Exclude the pictures and reproduce the remaining data exactly as written.

-- BEGIN --

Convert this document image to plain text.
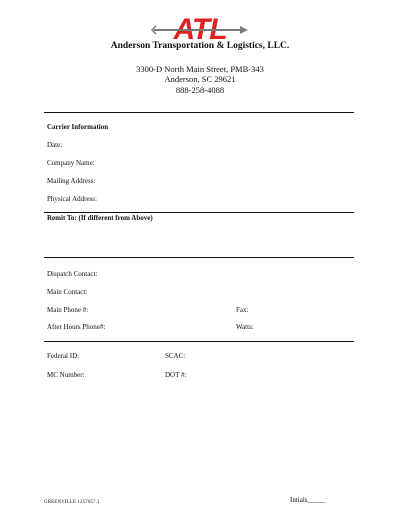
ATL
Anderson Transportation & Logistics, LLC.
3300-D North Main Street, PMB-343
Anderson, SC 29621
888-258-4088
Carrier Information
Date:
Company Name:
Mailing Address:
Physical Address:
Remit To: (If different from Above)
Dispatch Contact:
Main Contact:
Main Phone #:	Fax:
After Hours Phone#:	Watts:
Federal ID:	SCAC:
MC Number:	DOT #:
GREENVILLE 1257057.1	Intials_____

-- END --

(Solution to the problem)
Convert this document image to plain text.
ATL
Anderson Transportation & Logistics, LLC.
3300-D North Main Street, PMB-343
Anderson, SC 29621
888-258-4088
Carrier Information
Date:
Company Name:
Mailing Address:
Physical Address:
Remit To: (If different from Above)
Dispatch Contact:
Main Contact:
Main Phone #:	Fax:
After Hours Phone#:	Watts:
Federal ID:	SCAC:
MC Number:	DOT #:
GREENVILLE 1257057.1	Intials_____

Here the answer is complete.